Data provided —

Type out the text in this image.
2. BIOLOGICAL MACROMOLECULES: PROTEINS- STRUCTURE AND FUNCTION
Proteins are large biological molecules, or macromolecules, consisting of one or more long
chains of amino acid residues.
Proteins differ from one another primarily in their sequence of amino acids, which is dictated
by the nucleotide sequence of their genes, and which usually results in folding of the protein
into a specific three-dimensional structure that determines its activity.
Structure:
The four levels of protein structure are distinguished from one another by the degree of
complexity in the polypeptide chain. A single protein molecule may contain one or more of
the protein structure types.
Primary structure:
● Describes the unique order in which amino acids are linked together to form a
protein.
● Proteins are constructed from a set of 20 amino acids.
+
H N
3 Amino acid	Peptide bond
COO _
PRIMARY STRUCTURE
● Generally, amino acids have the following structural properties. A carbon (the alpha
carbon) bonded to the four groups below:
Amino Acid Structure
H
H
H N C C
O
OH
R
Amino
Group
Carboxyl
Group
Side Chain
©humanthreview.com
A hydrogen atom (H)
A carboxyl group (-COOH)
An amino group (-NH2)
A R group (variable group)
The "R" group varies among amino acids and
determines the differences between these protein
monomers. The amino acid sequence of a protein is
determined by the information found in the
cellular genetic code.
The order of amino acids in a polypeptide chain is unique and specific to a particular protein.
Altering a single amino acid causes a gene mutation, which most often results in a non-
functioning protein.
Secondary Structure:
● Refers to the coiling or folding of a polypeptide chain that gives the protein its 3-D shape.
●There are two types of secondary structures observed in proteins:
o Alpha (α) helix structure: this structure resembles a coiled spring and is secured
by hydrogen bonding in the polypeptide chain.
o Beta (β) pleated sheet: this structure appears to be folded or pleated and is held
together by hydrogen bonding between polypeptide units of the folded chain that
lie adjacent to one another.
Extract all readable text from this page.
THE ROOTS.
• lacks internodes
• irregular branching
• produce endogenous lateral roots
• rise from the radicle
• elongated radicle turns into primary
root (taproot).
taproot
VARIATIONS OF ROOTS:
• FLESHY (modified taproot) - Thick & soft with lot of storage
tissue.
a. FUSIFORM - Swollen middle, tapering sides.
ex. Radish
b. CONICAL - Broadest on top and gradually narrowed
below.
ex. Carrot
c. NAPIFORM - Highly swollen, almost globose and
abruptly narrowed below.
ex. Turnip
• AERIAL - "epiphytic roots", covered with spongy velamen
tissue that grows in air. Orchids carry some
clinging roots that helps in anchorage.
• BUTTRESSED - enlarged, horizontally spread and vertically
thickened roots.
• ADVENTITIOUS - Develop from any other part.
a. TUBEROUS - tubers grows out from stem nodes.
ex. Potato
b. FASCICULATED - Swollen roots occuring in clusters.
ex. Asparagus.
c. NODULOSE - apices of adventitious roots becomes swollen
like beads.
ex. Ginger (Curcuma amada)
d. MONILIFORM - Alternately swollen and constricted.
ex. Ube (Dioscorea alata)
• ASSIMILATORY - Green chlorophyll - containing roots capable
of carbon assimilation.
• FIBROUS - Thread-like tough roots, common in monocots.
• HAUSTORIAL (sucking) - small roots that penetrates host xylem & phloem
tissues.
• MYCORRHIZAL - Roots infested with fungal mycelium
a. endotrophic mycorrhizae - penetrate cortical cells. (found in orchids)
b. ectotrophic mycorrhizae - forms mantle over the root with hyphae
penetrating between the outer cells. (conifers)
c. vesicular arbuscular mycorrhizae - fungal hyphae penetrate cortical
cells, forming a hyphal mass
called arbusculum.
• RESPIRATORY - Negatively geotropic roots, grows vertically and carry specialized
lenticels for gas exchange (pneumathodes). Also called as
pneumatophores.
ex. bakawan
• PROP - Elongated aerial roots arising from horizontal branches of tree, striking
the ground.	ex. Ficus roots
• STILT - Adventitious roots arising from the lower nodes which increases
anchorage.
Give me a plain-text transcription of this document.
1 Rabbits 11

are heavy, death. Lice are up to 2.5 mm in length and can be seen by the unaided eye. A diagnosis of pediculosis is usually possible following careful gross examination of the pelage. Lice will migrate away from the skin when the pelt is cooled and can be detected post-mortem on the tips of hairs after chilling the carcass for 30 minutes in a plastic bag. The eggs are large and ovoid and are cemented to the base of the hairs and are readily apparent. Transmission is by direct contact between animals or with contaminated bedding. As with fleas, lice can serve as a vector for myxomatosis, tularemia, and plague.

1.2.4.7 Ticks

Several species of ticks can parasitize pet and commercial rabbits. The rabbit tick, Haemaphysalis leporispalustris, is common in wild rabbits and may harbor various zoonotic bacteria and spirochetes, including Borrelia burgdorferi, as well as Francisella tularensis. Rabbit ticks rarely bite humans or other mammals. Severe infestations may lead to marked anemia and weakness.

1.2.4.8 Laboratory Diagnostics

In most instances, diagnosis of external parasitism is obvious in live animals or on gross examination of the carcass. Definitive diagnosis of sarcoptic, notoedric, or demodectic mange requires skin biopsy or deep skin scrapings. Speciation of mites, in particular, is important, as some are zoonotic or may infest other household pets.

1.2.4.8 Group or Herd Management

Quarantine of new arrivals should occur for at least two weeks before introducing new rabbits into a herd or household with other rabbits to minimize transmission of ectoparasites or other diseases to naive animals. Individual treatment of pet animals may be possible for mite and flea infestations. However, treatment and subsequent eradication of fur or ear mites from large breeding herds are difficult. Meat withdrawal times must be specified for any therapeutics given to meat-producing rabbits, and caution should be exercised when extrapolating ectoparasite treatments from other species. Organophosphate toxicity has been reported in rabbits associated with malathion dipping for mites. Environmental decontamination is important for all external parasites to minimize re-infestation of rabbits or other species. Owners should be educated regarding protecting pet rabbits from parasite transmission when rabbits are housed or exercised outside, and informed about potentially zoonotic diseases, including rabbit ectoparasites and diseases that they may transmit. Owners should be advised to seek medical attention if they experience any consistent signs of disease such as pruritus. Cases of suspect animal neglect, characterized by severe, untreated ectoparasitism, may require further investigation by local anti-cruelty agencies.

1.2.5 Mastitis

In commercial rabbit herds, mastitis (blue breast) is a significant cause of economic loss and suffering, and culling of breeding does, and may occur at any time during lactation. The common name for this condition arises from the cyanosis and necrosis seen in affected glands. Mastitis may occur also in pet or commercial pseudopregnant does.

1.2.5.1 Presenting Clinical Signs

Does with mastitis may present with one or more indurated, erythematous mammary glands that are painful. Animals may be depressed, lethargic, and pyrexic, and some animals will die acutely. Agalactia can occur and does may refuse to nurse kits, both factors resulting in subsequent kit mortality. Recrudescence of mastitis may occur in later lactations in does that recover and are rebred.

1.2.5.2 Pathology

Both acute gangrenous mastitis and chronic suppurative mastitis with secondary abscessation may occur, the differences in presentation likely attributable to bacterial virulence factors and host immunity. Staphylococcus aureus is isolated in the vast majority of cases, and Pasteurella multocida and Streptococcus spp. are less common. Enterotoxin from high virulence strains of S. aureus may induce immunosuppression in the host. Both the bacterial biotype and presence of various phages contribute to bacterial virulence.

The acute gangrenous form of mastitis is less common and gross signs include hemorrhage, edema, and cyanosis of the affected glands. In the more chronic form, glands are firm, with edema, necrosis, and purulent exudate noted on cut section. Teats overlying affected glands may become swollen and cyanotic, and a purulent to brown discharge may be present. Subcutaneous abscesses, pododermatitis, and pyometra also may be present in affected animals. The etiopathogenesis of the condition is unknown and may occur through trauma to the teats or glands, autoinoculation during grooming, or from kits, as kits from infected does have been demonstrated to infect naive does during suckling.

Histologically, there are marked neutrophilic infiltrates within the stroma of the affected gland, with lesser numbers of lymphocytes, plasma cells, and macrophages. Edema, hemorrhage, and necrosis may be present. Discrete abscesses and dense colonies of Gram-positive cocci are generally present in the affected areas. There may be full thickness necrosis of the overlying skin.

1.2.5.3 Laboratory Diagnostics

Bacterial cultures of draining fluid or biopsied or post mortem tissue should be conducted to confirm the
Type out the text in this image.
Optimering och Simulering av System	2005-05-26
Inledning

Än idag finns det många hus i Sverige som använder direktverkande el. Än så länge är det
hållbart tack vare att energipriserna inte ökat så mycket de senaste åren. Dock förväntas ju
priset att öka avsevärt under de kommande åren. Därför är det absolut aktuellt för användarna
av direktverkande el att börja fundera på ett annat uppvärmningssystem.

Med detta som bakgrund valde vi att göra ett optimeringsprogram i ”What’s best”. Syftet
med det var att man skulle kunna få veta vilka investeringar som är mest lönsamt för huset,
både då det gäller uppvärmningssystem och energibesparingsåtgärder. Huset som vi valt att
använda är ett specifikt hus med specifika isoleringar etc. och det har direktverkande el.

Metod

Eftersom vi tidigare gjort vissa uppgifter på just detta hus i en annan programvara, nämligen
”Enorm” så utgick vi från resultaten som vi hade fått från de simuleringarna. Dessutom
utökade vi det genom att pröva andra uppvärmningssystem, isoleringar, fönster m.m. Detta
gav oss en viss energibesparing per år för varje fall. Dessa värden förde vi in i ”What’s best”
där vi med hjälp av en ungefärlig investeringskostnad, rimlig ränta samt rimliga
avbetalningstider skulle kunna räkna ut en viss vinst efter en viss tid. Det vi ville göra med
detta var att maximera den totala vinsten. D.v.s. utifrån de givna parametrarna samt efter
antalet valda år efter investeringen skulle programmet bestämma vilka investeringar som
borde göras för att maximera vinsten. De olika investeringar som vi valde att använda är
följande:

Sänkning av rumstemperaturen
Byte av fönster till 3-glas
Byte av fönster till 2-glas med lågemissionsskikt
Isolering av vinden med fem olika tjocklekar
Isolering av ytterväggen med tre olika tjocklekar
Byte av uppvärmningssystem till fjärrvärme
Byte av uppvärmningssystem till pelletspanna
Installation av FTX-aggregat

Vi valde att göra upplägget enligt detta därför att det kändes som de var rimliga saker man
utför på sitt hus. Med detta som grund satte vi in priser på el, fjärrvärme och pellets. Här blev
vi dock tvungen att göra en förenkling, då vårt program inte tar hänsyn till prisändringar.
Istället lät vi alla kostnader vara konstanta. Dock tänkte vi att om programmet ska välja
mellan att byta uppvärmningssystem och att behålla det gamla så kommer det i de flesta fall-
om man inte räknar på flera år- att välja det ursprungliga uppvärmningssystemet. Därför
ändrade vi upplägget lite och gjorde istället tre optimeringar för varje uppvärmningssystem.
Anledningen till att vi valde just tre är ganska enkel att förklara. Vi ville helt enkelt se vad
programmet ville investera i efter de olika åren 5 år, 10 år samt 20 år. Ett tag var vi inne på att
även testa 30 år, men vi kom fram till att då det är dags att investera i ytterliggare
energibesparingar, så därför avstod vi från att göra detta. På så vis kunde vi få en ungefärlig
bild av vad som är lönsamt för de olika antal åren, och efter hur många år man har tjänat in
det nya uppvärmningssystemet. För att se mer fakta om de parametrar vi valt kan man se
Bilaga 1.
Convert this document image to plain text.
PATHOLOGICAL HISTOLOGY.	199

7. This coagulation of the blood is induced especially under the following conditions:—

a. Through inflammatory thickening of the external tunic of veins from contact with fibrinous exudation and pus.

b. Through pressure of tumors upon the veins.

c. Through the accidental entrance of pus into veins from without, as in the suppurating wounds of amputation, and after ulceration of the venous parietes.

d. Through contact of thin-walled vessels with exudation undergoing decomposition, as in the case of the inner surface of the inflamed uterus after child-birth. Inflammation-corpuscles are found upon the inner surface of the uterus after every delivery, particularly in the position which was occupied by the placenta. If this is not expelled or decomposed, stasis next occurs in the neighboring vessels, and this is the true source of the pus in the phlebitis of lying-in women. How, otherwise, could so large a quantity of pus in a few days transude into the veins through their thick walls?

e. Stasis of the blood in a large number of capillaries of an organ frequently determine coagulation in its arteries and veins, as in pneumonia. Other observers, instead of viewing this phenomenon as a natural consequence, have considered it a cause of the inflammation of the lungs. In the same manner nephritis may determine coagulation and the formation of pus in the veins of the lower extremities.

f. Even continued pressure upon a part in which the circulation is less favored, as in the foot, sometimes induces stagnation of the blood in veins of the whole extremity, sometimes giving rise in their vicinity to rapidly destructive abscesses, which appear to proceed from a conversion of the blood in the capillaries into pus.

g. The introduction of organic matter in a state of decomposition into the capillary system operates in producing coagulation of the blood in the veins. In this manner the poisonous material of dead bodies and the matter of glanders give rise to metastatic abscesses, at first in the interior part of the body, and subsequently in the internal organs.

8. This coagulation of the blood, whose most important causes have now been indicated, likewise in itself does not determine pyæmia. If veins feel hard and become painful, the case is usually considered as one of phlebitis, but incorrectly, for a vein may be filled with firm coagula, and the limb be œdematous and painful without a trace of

Your assignment — Filter the data above down to lines with the word "pressure", and copy them.

Task solution —
b. Through pressure of tumors upon the veins.
f. Even continued pressure upon a part in which the circulation is less favored, as in the foot, sometimes induces stagnation of the blood in veins of the whole extremity, sometimes giving rise in their vicinity to rapidly destructive abscesses, which appear to proceed from a conversion of the blood in the capillaries into pus.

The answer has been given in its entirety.